=== PASSAGE DU TEXTE ===
◇ ◇ ◇ ◇ ◇
[review] Joker 80 ans : de trop ?

Afin de préparer un Bat-reviews, le podcast de Batman Legend où nous scrutons les sorties Urban liées à Batman du mois passé, j’avais relu Joker 80 ans, ou plus précisément les deux albums anglophones compilés par UrbanThe Joker: 80 Years of the Clown Prince of Crime HC (une anthologie des histoires du Joker depuis sa création) et The Joker 80th Anniversary 100-Page Super Spectacular #1 (une dizaine d’histoires originales, réalisées pour célébrer les 80 du clown) – mieux vaut préciser au cas où vous constateriez des différences entre ce que je vous dit et votre volume.

On en dit quoi sur Comics have the Power ?

La partie anthologique est très bien faite, et s’arrête à « Death of the Family » en passant par Gotham Central, « Silence », du Englehart/Rogers, la fin de Death in the Family (avec cette fascination curieuse de Bruce pour le Joker ambassadeur de Khomeini), l’intégralité (!) de Mad Love, le début de Killing Joke… J’y ai même découvert une très chouette histoire de Noël où Paul Dini et Don Kramer content l’enlèvement de Robin. 

Bien sûr on peut toujours déplorer telle ou telle lacune (pas l’incontournable « Case Study » de Black & White, pas d’Empereur Joker, pas d’Azzarello/Bermejo), mais dans la limite d’un album, la sélection est impeccable, des origines jusqu’à Snyder, et parsemée de textes particulièrement intéressants de Paul Dini, Jeph Loeb, Mark Hamill… quand on attendrait au mieux des banalités corporate.

On déplorera tout de même qu’Urban n’indique sur la fiche de l’album que le titre des deux œuvres de DCComics compilées, sans lister les récits inclus… alors que les doublons avec Joker Anthologie sont bien sûr nombreux, et mériteraient pratiquement d’être cités spécifiquement ! Manœuvre marketing ou manque de temps, c’est dommage, et c’est le genre de « détails » par lequel on se gagne la sympathie d’un lectorat.
◇ ◇ ◇ ◇ ◇
=== ACTIONS À MENER ===
1. Recopiez à l'identique le passage de la critique de Joker 80 ans qui va de « La partie anthologique » jusqu'à « des banalités corporate. » inclus.
2. D'après la critique de Joker 80 ans, quels auteurs racontent l'enlèvement de Robin dans l'histoire de Noël ?
3. Ces affirmations concordent-elles avec la critique de Joker 80 ans ? Pour chacune, répondez par oui ou non en citant les mots décisifs du texte.
(a) L'album reprend Mad Love en entier.
(b) L'album contient « Case Study » de Black & White.
(c) La fiche de l'album chez Urban donne la liste des récits inclus.
Les entrées ne sont d'aucune utilité pour ce travail.
◇ ◇ ◇ ◇ ◇
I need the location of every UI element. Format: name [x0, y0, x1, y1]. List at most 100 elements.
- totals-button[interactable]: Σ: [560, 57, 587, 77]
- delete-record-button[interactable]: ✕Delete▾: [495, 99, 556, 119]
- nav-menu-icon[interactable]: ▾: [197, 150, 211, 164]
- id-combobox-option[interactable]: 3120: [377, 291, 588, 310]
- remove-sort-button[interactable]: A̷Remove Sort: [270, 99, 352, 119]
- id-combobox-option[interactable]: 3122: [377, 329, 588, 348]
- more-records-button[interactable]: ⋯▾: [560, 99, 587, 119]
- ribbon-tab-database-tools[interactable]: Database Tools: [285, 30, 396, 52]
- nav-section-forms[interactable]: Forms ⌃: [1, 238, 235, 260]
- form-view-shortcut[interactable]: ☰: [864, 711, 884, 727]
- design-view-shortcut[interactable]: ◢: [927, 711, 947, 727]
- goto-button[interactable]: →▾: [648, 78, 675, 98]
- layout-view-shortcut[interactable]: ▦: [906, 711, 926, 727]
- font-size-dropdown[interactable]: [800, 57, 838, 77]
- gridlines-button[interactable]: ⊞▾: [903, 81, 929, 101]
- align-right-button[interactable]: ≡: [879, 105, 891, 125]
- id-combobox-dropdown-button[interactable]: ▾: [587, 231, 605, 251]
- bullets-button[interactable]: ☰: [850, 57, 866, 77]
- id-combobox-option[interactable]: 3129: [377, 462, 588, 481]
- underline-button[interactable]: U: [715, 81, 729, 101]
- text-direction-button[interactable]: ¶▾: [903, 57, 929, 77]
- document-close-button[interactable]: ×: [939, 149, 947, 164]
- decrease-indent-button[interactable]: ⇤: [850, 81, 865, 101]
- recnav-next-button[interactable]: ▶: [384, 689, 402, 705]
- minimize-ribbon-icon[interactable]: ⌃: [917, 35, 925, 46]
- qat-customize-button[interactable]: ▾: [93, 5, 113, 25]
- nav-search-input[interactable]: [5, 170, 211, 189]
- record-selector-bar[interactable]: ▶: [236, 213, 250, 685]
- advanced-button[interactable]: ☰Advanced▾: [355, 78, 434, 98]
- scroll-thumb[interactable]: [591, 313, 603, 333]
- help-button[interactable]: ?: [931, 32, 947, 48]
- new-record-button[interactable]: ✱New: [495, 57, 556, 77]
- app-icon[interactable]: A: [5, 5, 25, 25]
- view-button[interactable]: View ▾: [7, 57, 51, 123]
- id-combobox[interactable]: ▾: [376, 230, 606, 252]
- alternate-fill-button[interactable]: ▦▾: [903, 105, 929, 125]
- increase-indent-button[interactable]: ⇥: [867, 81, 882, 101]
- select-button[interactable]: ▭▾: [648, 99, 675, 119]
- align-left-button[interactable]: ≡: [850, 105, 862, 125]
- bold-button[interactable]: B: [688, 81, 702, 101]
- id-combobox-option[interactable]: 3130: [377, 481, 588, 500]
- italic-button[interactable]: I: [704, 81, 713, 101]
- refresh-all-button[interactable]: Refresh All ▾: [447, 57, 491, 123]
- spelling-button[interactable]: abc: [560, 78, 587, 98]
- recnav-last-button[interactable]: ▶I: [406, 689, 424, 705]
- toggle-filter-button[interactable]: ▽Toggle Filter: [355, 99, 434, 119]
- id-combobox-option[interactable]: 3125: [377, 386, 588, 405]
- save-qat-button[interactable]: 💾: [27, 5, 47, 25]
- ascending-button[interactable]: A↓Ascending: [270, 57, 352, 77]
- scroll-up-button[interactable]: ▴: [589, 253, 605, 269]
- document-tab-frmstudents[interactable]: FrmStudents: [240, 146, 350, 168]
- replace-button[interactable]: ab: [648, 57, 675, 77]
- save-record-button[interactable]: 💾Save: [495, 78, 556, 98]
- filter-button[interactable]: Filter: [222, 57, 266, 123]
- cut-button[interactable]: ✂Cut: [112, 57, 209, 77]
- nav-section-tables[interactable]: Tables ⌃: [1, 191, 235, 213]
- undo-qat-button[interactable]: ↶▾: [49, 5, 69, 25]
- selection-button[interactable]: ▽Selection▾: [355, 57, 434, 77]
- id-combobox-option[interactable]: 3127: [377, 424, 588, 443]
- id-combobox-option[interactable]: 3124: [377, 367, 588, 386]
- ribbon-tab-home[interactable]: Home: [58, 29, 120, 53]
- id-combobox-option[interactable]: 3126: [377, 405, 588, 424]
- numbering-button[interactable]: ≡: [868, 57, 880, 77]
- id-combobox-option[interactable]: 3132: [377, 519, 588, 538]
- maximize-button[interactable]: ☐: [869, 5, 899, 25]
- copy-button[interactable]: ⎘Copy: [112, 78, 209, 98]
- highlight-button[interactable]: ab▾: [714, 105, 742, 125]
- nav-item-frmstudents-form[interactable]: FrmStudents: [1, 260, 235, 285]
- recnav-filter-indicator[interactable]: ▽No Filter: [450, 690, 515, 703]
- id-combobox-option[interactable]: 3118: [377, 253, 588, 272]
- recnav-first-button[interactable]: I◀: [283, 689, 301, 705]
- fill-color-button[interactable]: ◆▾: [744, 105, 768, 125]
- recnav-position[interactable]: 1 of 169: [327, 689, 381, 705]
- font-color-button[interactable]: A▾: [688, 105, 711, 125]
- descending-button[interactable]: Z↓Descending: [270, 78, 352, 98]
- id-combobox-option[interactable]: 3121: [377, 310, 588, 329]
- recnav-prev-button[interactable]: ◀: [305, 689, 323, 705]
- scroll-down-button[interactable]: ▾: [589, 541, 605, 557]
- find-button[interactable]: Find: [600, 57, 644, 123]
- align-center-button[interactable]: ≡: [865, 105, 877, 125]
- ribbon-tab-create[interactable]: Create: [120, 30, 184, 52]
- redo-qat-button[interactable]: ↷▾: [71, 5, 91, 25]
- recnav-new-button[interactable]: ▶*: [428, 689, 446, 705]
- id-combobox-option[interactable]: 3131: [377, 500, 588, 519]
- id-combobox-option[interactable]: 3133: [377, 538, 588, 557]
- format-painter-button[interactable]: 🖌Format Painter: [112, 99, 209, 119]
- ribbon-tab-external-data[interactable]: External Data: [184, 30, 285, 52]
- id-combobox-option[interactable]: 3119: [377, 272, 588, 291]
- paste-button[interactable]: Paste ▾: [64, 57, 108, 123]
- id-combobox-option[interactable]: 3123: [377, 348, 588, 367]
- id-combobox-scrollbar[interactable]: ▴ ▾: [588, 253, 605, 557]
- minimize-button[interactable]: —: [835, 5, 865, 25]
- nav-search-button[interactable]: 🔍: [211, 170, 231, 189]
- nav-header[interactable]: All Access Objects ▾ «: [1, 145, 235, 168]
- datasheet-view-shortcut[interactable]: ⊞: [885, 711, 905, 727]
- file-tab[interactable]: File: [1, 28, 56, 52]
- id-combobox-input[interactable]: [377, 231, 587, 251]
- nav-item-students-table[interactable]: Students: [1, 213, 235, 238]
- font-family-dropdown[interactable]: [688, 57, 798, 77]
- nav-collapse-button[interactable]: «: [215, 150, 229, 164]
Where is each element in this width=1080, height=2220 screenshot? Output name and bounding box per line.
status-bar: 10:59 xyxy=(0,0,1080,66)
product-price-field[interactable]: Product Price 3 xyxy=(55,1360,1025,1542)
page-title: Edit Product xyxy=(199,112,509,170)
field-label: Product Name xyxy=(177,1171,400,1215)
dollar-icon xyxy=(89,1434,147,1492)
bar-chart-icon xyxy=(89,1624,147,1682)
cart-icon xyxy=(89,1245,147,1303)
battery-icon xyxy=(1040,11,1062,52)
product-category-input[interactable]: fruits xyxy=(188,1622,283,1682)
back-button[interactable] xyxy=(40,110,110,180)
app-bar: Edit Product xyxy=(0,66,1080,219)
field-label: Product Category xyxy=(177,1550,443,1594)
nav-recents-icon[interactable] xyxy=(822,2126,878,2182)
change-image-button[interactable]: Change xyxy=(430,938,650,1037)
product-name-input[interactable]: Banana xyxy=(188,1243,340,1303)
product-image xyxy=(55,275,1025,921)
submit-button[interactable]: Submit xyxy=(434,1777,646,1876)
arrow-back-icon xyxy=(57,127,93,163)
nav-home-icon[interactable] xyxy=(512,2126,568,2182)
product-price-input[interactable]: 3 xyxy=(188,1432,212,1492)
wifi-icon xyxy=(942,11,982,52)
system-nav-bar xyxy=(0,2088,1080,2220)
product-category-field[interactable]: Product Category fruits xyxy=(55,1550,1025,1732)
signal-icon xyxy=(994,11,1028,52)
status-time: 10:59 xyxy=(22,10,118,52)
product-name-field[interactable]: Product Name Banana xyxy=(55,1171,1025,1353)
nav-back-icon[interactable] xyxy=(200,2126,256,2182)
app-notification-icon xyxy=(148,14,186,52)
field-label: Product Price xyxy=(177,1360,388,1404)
◇ ◇ ◇ ◇ ◇
=== RÉPONSES DANS L'ORDRE ===
1.
La partie anthologique est très bien faite, et s’arrête à « Death of the Family » en passant par Gotham Central, « Silence », du Englehart/Rogers, la fin de Death in the Family (avec cette fascination curieuse de Bruce pour le Joker ambassadeur de Khomeini), l’intégralité (!) de Mad Love, le début de Killing Joke… J’y ai même découvert une très chouette histoire de Noël où Paul Dini et Don Kramer content l’enlèvement de Robin. 

Bien sûr on peut toujours déplorer telle ou telle lacune (pas l’incontournable « Case Study » de Black & White, pas d’Empereur Joker, pas d’Azzarello/Bermejo), mais dans la limite d’un album, la sélection est impeccable, des origines jusqu’à Snyder, et parsemée de textes particulièrement intéressants de Paul Dini, Jeph Loeb, Mark Hamill… quand on attendrait au mieux des banalités corporate.

2. Paul Dini et Don Kramer.

3.
(a) Oui : « l’intégralité (!) de Mad Love ».
(b) Non : « pas l’incontournable « Case Study » de Black & White ».
(c) Non : « n’indique sur la fiche de l’album que le titre des deux œuvres de DCComics compilées, sans lister les récits inclus ».